Exercise materials:

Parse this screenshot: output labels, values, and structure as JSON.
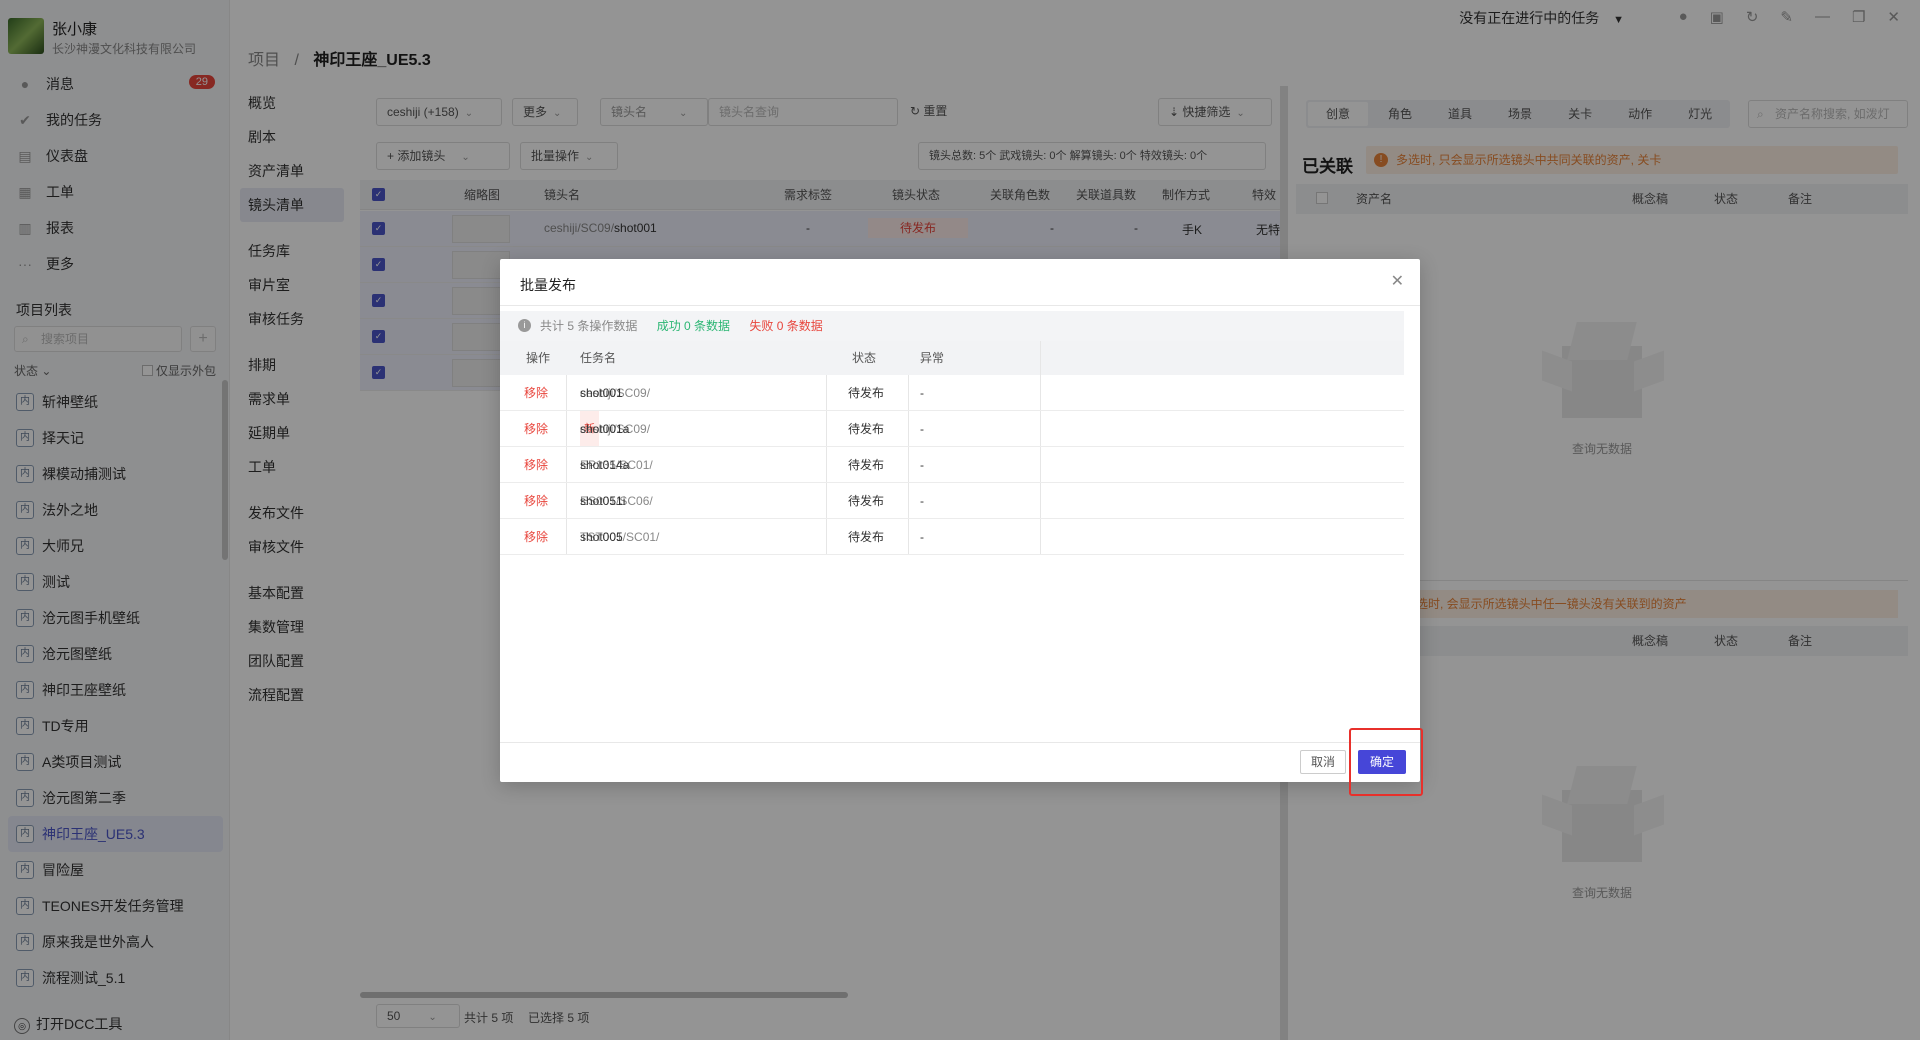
{
  "user": {
    "name": "张小康",
    "org": "长沙神漫文化科技有限公司"
  },
  "nav": [
    {
      "icon": "message-icon",
      "label": "消息",
      "badge": "29"
    },
    {
      "icon": "check-icon",
      "label": "我的任务"
    },
    {
      "icon": "dashboard-icon",
      "label": "仪表盘"
    },
    {
      "icon": "workorder-icon",
      "label": "工单"
    },
    {
      "icon": "report-icon",
      "label": "报表"
    },
    {
      "icon": "more-icon",
      "label": "更多"
    }
  ],
  "projects_title": "项目列表",
  "project_search_placeholder": "搜索项目",
  "project_filter": {
    "status": "状态",
    "outsource": "仅显示外包"
  },
  "project_tag": "内",
  "projects": [
    "斩神壁纸",
    "择天记",
    "裸模动捕测试",
    "法外之地",
    "大师兄",
    "测试",
    "沧元图手机壁纸",
    "沧元图壁纸",
    "神印王座壁纸",
    "TD专用",
    "A类项目测试",
    "沧元图第二季",
    "神印王座_UE5.3",
    "冒险屋",
    "TEONES开发任务管理",
    "原来我是世外高人",
    "流程测试_5.1"
  ],
  "active_project": "神印王座_UE5.3",
  "dcc_tool": "打开DCC工具",
  "titlebar": {
    "task_status": "没有正在进行中的任务"
  },
  "breadcrumb": {
    "root": "项目",
    "sep": "/",
    "current": "神印王座_UE5.3"
  },
  "subnav": [
    {
      "label": "概览"
    },
    {
      "label": "剧本"
    },
    {
      "label": "资产清单"
    },
    {
      "label": "镜头清单",
      "active": true
    },
    {
      "label": "任务库",
      "gap": true
    },
    {
      "label": "审片室"
    },
    {
      "label": "审核任务"
    },
    {
      "label": "排期",
      "gap": true
    },
    {
      "label": "需求单"
    },
    {
      "label": "延期单"
    },
    {
      "label": "工单"
    },
    {
      "label": "发布文件",
      "gap": true
    },
    {
      "label": "审核文件"
    },
    {
      "label": "基本配置",
      "gap": true
    },
    {
      "label": "集数管理"
    },
    {
      "label": "团队配置"
    },
    {
      "label": "流程配置"
    }
  ],
  "toolbar": {
    "episode": "ceshiji (+158)",
    "more": "更多",
    "shot_name": "镜头名",
    "shot_query": "镜头名查询",
    "reset": "重置",
    "quick_filter": "快捷筛选",
    "add_shot": "添加镜头",
    "batch_ops": "批量操作",
    "stats": "镜头总数: 5个   武戏镜头: 0个   解算镜头: 0个   特效镜头: 0个"
  },
  "grid_headers": [
    "缩略图",
    "镜头名",
    "需求标签",
    "镜头状态",
    "关联角色数",
    "关联道具数",
    "制作方式",
    "特效门"
  ],
  "grid_first_row": {
    "name_prefix": "ceshiji/SC09/",
    "name": "shot001",
    "tag": "-",
    "status": "待发布",
    "roles": "-",
    "props": "-",
    "method": "手K",
    "fx": "无特"
  },
  "grid_footer": {
    "page_size": "50",
    "total": "共计 5 项",
    "selected": "已选择 5 项"
  },
  "right_panel": {
    "tabs": [
      "创意",
      "角色",
      "道具",
      "场景",
      "关卡",
      "动作",
      "灯光"
    ],
    "search_placeholder": "资产名称搜索, 如泼灯",
    "title": "已关联",
    "warning": "多选时, 只会显示所选镜头中共同关联的资产, 关卡",
    "warning2": "选时, 会显示所选镜头中任一镜头没有关联到的资产",
    "headers": [
      "资产名",
      "概念稿",
      "状态",
      "备注"
    ],
    "empty": "查询无数据"
  },
  "modal": {
    "title": "批量发布",
    "summary_total": "共计 5 条操作数据",
    "summary_ok": "成功 0 条数据",
    "summary_fail": "失败 0 条数据",
    "headers": {
      "op": "操作",
      "task": "任务名",
      "status": "状态",
      "error": "异常"
    },
    "new_tag": "新",
    "rows": [
      {
        "op": "移除",
        "prefix": "ceshiji/SC09/",
        "name": "shot001",
        "is_new": false,
        "status": "待发布",
        "error": "-"
      },
      {
        "op": "移除",
        "prefix": "ceshiji/SC09/",
        "name": "shot001a",
        "is_new": true,
        "status": "待发布",
        "error": "-"
      },
      {
        "op": "移除",
        "prefix": "EP135/SC01/",
        "name": "shot014a",
        "is_new": false,
        "status": "待发布",
        "error": "-"
      },
      {
        "op": "移除",
        "prefix": "ES001/SC06/",
        "name": "shot051i",
        "is_new": false,
        "status": "待发布",
        "error": "-"
      },
      {
        "op": "移除",
        "prefix": "TST001/SC01/",
        "name": "shot005",
        "is_new": false,
        "status": "待发布",
        "error": "-"
      }
    ],
    "cancel": "取消",
    "confirm": "确定"
  },
  "colors": {
    "accent": "#4646d8",
    "danger": "#e8453c",
    "success": "#2bb673",
    "warning": "#e8843a",
    "highlight": "#e8302b"
  }
}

Brief: Pictures are excluded; copy every other part of the records exactly.

Result below:
Parse this screenshot: output labels, values, and structure as JSON.
{
  "user": {
    "name": "张小康",
    "org": "长沙神漫文化科技有限公司"
  },
  "nav": [
    {
      "icon": "message-icon",
      "label": "消息",
      "badge": "29"
    },
    {
      "icon": "check-icon",
      "label": "我的任务"
    },
    {
      "icon": "dashboard-icon",
      "label": "仪表盘"
    },
    {
      "icon": "workorder-icon",
      "label": "工单"
    },
    {
      "icon": "report-icon",
      "label": "报表"
    },
    {
      "icon": "more-icon",
      "label": "更多"
    }
  ],
  "projects_title": "项目列表",
  "project_search_placeholder": "搜索项目",
  "project_filter": {
    "status": "状态",
    "outsource": "仅显示外包"
  },
  "project_tag": "内",
  "projects": [
    "斩神壁纸",
    "择天记",
    "裸模动捕测试",
    "法外之地",
    "大师兄",
    "测试",
    "沧元图手机壁纸",
    "沧元图壁纸",
    "神印王座壁纸",
    "TD专用",
    "A类项目测试",
    "沧元图第二季",
    "神印王座_UE5.3",
    "冒险屋",
    "TEONES开发任务管理",
    "原来我是世外高人",
    "流程测试_5.1"
  ],
  "active_project": "神印王座_UE5.3",
  "dcc_tool": "打开DCC工具",
  "titlebar": {
    "task_status": "没有正在进行中的任务"
  },
  "breadcrumb": {
    "root": "项目",
    "sep": "/",
    "current": "神印王座_UE5.3"
  },
  "subnav": [
    {
      "label": "概览"
    },
    {
      "label": "剧本"
    },
    {
      "label": "资产清单"
    },
    {
      "label": "镜头清单",
      "active": true
    },
    {
      "label": "任务库",
      "gap": true
    },
    {
      "label": "审片室"
    },
    {
      "label": "审核任务"
    },
    {
      "label": "排期",
      "gap": true
    },
    {
      "label": "需求单"
    },
    {
      "label": "延期单"
    },
    {
      "label": "工单"
    },
    {
      "label": "发布文件",
      "gap": true
    },
    {
      "label": "审核文件"
    },
    {
      "label": "基本配置",
      "gap": true
    },
    {
      "label": "集数管理"
    },
    {
      "label": "团队配置"
    },
    {
      "label": "流程配置"
    }
  ],
  "toolbar": {
    "episode": "ceshiji (+158)",
    "more": "更多",
    "shot_name": "镜头名",
    "shot_query": "镜头名查询",
    "reset": "重置",
    "quick_filter": "快捷筛选",
    "add_shot": "添加镜头",
    "batch_ops": "批量操作",
    "stats": "镜头总数: 5个   武戏镜头: 0个   解算镜头: 0个   特效镜头: 0个"
  },
  "grid_headers": [
    "缩略图",
    "镜头名",
    "需求标签",
    "镜头状态",
    "关联角色数",
    "关联道具数",
    "制作方式",
    "特效门"
  ],
  "grid_first_row": {
    "name_prefix": "ceshiji/SC09/",
    "name": "shot001",
    "tag": "-",
    "status": "待发布",
    "roles": "-",
    "props": "-",
    "method": "手K",
    "fx": "无特"
  },
  "grid_footer": {
    "page_size": "50",
    "total": "共计 5 项",
    "selected": "已选择 5 项"
  },
  "right_panel": {
    "tabs": [
      "创意",
      "角色",
      "道具",
      "场景",
      "关卡",
      "动作",
      "灯光"
    ],
    "search_placeholder": "资产名称搜索, 如泼灯",
    "title": "已关联",
    "warning": "多选时, 只会显示所选镜头中共同关联的资产, 关卡",
    "warning2": "选时, 会显示所选镜头中任一镜头没有关联到的资产",
    "headers": [
      "资产名",
      "概念稿",
      "状态",
      "备注"
    ],
    "empty": "查询无数据"
  },
  "modal": {
    "title": "批量发布",
    "summary_total": "共计 5 条操作数据",
    "summary_ok": "成功 0 条数据",
    "summary_fail": "失败 0 条数据",
    "headers": {
      "op": "操作",
      "task": "任务名",
      "status": "状态",
      "error": "异常"
    },
    "new_tag": "新",
    "rows": [
      {
        "op": "移除",
        "prefix": "ceshiji/SC09/",
        "name": "shot001",
        "is_new": false,
        "status": "待发布",
        "error": "-"
      },
      {
        "op": "移除",
        "prefix": "ceshiji/SC09/",
        "name": "shot001a",
        "is_new": true,
        "status": "待发布",
        "error": "-"
      },
      {
        "op": "移除",
        "prefix": "EP135/SC01/",
        "name": "shot014a",
        "is_new": false,
        "status": "待发布",
        "error": "-"
      },
      {
        "op": "移除",
        "prefix": "ES001/SC06/",
        "name": "shot051i",
        "is_new": false,
        "status": "待发布",
        "error": "-"
      },
      {
        "op": "移除",
        "prefix": "TST001/SC01/",
        "name": "shot005",
        "is_new": false,
        "status": "待发布",
        "error": "-"
      }
    ],
    "cancel": "取消",
    "confirm": "确定"
  },
  "colors": {
    "accent": "#4646d8",
    "danger": "#e8453c",
    "success": "#2bb673",
    "warning": "#e8843a",
    "highlight": "#e8302b"
  }
}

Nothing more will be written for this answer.